- _WHAT IS ASKED_
Scan the data. Collect each line that contains the word "JSON".

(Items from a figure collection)
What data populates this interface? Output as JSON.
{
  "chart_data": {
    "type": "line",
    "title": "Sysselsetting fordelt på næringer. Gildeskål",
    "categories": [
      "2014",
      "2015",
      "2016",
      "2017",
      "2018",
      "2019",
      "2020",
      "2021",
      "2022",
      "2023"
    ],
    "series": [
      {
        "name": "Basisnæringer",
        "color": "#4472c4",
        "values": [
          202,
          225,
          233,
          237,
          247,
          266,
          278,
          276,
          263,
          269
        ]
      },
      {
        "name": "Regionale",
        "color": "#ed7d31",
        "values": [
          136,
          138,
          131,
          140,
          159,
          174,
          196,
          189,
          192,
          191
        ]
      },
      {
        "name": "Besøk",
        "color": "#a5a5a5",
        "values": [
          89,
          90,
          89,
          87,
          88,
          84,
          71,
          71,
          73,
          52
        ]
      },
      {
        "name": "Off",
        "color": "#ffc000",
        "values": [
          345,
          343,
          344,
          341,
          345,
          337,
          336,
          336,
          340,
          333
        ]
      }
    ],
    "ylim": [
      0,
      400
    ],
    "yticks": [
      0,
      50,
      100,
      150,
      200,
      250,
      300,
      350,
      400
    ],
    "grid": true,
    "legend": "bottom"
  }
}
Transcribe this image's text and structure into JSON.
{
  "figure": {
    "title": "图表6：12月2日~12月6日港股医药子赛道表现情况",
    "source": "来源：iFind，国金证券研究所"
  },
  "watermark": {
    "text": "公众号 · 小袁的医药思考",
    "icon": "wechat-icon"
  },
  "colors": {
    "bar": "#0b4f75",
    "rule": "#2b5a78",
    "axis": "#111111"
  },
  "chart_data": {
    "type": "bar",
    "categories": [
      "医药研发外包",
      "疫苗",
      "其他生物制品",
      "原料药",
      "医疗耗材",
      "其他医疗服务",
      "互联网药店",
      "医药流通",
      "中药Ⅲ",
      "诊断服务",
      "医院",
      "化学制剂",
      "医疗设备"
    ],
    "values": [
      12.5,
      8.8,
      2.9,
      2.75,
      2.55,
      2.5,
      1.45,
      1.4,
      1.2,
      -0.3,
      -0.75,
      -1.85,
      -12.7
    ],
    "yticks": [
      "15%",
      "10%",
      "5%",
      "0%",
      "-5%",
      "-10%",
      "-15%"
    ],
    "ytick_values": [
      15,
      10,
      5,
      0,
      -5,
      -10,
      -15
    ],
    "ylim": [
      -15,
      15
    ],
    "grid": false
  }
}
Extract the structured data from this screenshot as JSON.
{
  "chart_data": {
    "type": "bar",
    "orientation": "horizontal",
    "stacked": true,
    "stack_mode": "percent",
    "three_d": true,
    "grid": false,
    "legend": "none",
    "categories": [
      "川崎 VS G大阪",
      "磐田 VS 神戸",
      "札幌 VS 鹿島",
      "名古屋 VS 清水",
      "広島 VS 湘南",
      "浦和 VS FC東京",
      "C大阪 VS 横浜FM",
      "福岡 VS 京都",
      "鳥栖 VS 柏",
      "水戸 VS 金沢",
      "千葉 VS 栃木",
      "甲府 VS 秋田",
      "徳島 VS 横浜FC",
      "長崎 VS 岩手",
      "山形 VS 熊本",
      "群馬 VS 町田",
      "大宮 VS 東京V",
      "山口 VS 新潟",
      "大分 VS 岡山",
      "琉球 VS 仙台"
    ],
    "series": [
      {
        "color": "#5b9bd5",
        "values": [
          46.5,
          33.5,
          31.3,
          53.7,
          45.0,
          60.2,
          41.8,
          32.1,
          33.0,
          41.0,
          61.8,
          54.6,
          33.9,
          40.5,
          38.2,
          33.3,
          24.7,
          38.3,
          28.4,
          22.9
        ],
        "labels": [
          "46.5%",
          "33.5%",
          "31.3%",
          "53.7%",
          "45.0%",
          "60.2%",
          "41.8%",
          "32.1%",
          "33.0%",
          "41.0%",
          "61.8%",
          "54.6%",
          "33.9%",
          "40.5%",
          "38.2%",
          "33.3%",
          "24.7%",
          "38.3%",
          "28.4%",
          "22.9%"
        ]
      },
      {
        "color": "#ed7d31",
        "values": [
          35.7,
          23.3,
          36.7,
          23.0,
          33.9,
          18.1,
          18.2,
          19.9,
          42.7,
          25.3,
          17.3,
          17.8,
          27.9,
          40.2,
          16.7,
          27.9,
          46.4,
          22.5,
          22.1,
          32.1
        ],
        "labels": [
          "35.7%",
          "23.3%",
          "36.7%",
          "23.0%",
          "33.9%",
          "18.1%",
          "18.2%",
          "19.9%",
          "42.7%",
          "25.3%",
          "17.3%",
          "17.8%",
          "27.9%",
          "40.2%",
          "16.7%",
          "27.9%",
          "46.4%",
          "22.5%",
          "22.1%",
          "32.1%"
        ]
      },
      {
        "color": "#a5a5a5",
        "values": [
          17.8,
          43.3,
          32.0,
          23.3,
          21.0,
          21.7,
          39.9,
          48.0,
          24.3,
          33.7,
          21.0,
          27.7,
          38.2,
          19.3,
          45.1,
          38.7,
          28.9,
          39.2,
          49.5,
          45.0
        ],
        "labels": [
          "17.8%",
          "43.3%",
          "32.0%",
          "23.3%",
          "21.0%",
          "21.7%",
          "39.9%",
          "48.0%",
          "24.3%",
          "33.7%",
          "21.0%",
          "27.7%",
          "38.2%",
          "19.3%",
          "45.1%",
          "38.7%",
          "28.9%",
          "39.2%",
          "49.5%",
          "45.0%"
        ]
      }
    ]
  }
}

- _OUTPUT OF THE TASK_
What data populates this interface? Output as JSON.
Transcribe this image's text and structure into JSON.
Extract the structured data from this screenshot as JSON.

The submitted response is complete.